◆ **Objective**
Lines that contain the string "this" are to be copied; leave out all others.

= = = = =

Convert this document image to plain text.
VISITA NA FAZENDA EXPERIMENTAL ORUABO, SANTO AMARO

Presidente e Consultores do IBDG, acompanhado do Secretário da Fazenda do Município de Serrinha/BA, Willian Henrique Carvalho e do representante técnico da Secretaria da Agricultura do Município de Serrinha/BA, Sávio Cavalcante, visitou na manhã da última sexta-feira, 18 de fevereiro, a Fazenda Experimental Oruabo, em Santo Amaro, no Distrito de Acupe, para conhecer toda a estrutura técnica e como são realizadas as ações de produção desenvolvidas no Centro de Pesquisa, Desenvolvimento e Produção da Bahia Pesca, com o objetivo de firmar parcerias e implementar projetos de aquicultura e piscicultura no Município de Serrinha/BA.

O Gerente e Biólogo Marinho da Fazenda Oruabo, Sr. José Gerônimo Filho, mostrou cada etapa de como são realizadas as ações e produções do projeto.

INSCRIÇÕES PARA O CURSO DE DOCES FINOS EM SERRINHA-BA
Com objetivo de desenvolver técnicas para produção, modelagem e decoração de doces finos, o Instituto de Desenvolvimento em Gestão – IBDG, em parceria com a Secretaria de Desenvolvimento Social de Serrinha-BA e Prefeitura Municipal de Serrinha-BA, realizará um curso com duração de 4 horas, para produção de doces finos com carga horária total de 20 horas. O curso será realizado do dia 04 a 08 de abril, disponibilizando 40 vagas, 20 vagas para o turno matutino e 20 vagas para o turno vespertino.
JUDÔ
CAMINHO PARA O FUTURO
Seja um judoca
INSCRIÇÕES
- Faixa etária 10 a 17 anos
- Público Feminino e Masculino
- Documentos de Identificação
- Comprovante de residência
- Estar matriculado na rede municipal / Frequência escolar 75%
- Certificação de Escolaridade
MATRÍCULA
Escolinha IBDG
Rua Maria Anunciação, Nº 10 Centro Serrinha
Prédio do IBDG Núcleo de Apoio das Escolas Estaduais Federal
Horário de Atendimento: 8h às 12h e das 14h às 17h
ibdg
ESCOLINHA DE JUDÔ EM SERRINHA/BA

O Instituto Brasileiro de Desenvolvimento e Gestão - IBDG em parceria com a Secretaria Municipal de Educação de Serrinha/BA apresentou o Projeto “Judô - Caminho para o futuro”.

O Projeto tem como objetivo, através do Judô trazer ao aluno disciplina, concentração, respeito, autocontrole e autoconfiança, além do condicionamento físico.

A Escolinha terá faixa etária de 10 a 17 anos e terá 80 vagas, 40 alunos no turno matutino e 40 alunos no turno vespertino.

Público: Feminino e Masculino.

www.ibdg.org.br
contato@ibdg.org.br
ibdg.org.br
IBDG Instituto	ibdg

= = = = =

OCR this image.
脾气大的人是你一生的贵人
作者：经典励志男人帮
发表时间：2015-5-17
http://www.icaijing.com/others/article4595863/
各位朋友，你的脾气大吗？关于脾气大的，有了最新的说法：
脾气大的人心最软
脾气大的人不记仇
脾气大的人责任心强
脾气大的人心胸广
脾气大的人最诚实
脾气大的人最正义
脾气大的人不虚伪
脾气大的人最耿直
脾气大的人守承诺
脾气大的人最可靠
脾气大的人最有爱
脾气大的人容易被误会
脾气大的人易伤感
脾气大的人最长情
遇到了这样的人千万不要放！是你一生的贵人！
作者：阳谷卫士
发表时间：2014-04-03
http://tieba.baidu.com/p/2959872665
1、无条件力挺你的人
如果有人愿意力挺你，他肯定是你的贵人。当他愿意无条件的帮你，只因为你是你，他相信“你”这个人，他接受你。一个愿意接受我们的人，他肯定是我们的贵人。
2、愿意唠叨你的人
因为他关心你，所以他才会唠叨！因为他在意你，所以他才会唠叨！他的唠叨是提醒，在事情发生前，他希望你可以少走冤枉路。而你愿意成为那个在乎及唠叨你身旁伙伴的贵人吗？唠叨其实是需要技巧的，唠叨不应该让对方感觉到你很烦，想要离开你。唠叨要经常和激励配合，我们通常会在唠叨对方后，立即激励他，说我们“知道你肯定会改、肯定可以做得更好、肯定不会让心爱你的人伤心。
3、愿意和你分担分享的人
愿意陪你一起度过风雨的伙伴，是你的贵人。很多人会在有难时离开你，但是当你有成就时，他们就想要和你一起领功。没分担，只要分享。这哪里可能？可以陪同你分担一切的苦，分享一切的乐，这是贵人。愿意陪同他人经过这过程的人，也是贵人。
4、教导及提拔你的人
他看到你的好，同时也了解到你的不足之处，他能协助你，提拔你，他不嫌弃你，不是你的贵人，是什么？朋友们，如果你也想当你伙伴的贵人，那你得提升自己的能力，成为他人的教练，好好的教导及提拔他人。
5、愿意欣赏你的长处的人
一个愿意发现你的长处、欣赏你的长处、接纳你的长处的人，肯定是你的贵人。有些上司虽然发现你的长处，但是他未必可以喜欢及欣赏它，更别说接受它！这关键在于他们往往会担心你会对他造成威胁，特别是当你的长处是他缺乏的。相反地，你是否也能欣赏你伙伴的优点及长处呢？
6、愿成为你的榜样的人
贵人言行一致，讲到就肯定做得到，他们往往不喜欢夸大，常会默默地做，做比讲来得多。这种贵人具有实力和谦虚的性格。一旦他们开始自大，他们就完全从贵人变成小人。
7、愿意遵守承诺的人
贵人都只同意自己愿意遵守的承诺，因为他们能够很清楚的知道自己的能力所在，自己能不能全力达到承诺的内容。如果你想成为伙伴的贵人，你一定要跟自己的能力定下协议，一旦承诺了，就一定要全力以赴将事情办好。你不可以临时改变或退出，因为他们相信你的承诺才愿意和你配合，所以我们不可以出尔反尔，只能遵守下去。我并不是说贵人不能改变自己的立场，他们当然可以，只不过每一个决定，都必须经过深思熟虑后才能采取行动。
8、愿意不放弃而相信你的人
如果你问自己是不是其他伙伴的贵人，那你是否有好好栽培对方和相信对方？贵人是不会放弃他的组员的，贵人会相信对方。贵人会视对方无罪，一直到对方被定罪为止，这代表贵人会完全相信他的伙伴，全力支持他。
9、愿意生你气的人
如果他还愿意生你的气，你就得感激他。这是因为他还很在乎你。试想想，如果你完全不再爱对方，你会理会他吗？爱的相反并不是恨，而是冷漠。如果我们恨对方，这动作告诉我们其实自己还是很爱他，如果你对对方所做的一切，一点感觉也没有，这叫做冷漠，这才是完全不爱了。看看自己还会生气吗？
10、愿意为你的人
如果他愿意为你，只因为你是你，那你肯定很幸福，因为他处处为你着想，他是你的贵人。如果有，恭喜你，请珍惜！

= = = = =

◆ **The reply**
Convert this document image to plain text.
OCR this image.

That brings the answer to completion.